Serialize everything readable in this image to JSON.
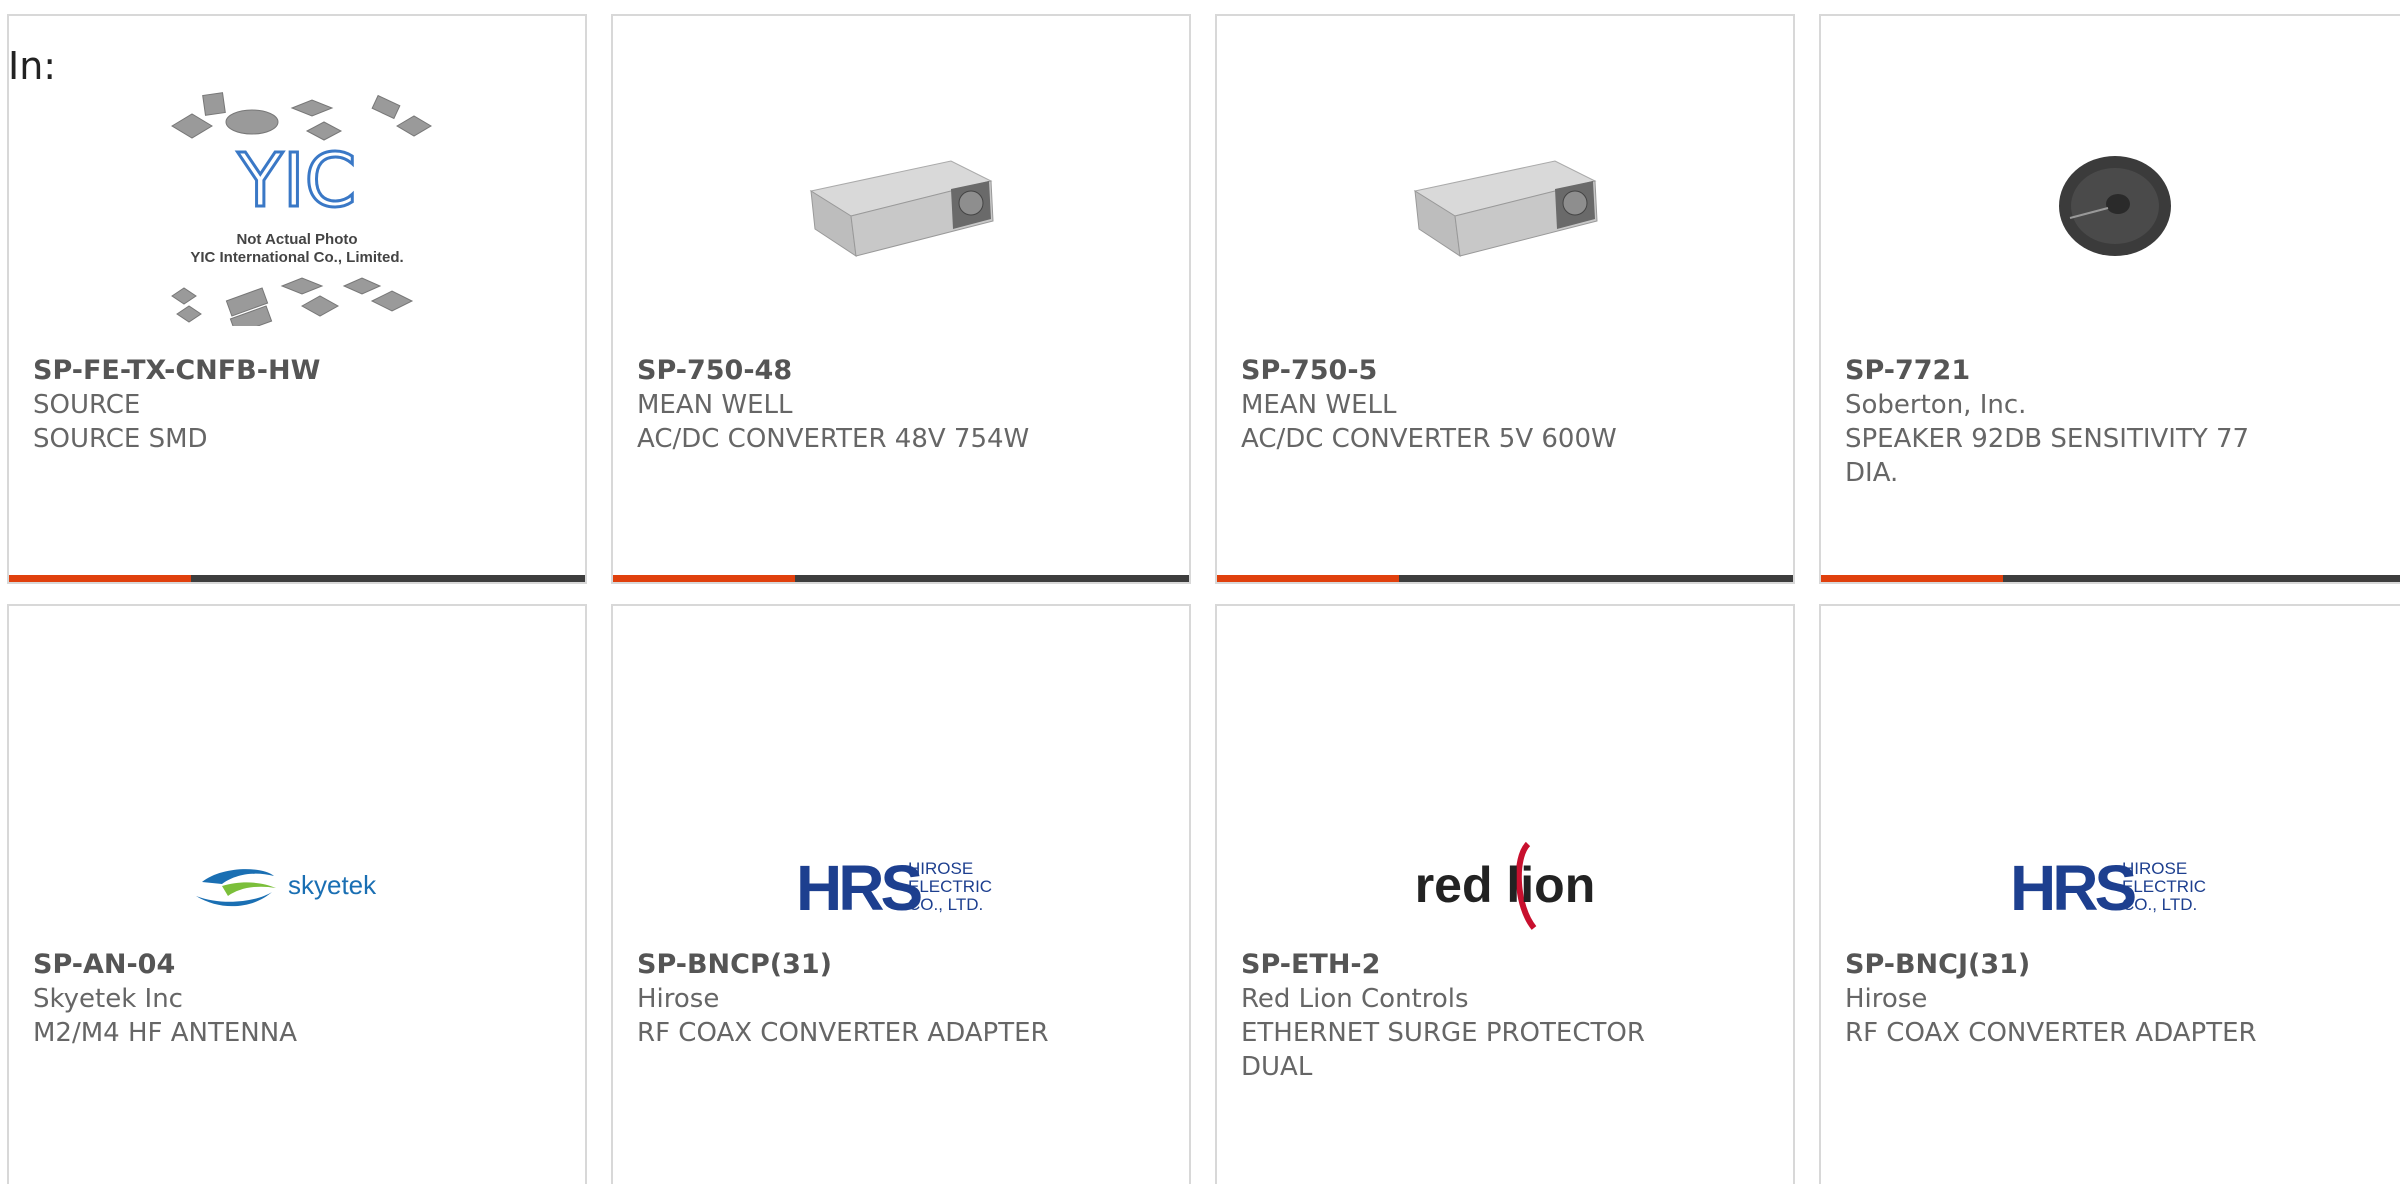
{
  "filter_label": "In:",
  "products": [
    {
      "part": "SP-FE-TX-CNFB-HW",
      "manufacturer": "SOURCE",
      "description": "SOURCE SMD",
      "image": "yic-not-actual-photo",
      "image_caption_1": "Not Actual Photo",
      "image_caption_2": "YIC International Co., Limited.",
      "image_logo": "YIC"
    },
    {
      "part": "SP-750-48",
      "manufacturer": "MEAN WELL",
      "description": "AC/DC CONVERTER 48V 754W",
      "image": "power-supply-photo"
    },
    {
      "part": "SP-750-5",
      "manufacturer": "MEAN WELL",
      "description": "AC/DC CONVERTER 5V 600W",
      "image": "power-supply-photo"
    },
    {
      "part": "SP-7721",
      "manufacturer": "Soberton, Inc.",
      "description": "SPEAKER 92DB SENSITIVITY 77 DIA.",
      "image": "speaker-photo"
    },
    {
      "part": "SP-AN-04",
      "manufacturer": "Skyetek Inc",
      "description": "M2/M4 HF ANTENNA",
      "image": "skyetek-logo",
      "logo_text": "skyetek"
    },
    {
      "part": "SP-BNCP(31)",
      "manufacturer": "Hirose",
      "description": "RF COAX CONVERTER ADAPTER",
      "image": "hirose-logo",
      "logo_mark": "HRS",
      "logo_l1": "HIROSE",
      "logo_l2": "ELECTRIC",
      "logo_l3": "CO., LTD."
    },
    {
      "part": "SP-ETH-2",
      "manufacturer": "Red Lion Controls",
      "description": "ETHERNET SURGE PROTECTOR DUAL",
      "image": "red-lion-logo",
      "logo_text": "red lion"
    },
    {
      "part": "SP-BNCJ(31)",
      "manufacturer": "Hirose",
      "description": "RF COAX CONVERTER ADAPTER",
      "image": "hirose-logo",
      "logo_mark": "HRS",
      "logo_l1": "HIROSE",
      "logo_l2": "ELECTRIC",
      "logo_l3": "CO., LTD."
    }
  ],
  "colors": {
    "accent": "#e0400d",
    "bar": "#3d3d3d",
    "hirose_blue": "#1d3f8f",
    "skyetek_green": "#7bbf3a",
    "skyetek_blue": "#1a6fb3",
    "redlion_red": "#c8102e"
  }
}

What is needed:
Output every entry exactly as given; pictures are not part of the copy.

Exercise output:
Serialize everything readable in this image to JSON.
{
  "filter_label": "In:",
  "products": [
    {
      "part": "SP-FE-TX-CNFB-HW",
      "manufacturer": "SOURCE",
      "description": "SOURCE SMD",
      "image": "yic-not-actual-photo",
      "image_caption_1": "Not Actual Photo",
      "image_caption_2": "YIC International Co., Limited.",
      "image_logo": "YIC"
    },
    {
      "part": "SP-750-48",
      "manufacturer": "MEAN WELL",
      "description": "AC/DC CONVERTER 48V 754W",
      "image": "power-supply-photo"
    },
    {
      "part": "SP-750-5",
      "manufacturer": "MEAN WELL",
      "description": "AC/DC CONVERTER 5V 600W",
      "image": "power-supply-photo"
    },
    {
      "part": "SP-7721",
      "manufacturer": "Soberton, Inc.",
      "description": "SPEAKER 92DB SENSITIVITY 77 DIA.",
      "image": "speaker-photo"
    },
    {
      "part": "SP-AN-04",
      "manufacturer": "Skyetek Inc",
      "description": "M2/M4 HF ANTENNA",
      "image": "skyetek-logo",
      "logo_text": "skyetek"
    },
    {
      "part": "SP-BNCP(31)",
      "manufacturer": "Hirose",
      "description": "RF COAX CONVERTER ADAPTER",
      "image": "hirose-logo",
      "logo_mark": "HRS",
      "logo_l1": "HIROSE",
      "logo_l2": "ELECTRIC",
      "logo_l3": "CO., LTD."
    },
    {
      "part": "SP-ETH-2",
      "manufacturer": "Red Lion Controls",
      "description": "ETHERNET SURGE PROTECTOR DUAL",
      "image": "red-lion-logo",
      "logo_text": "red lion"
    },
    {
      "part": "SP-BNCJ(31)",
      "manufacturer": "Hirose",
      "description": "RF COAX CONVERTER ADAPTER",
      "image": "hirose-logo",
      "logo_mark": "HRS",
      "logo_l1": "HIROSE",
      "logo_l2": "ELECTRIC",
      "logo_l3": "CO., LTD."
    }
  ],
  "colors": {
    "accent": "#e0400d",
    "bar": "#3d3d3d",
    "hirose_blue": "#1d3f8f",
    "skyetek_green": "#7bbf3a",
    "skyetek_blue": "#1a6fb3",
    "redlion_red": "#c8102e"
  }
}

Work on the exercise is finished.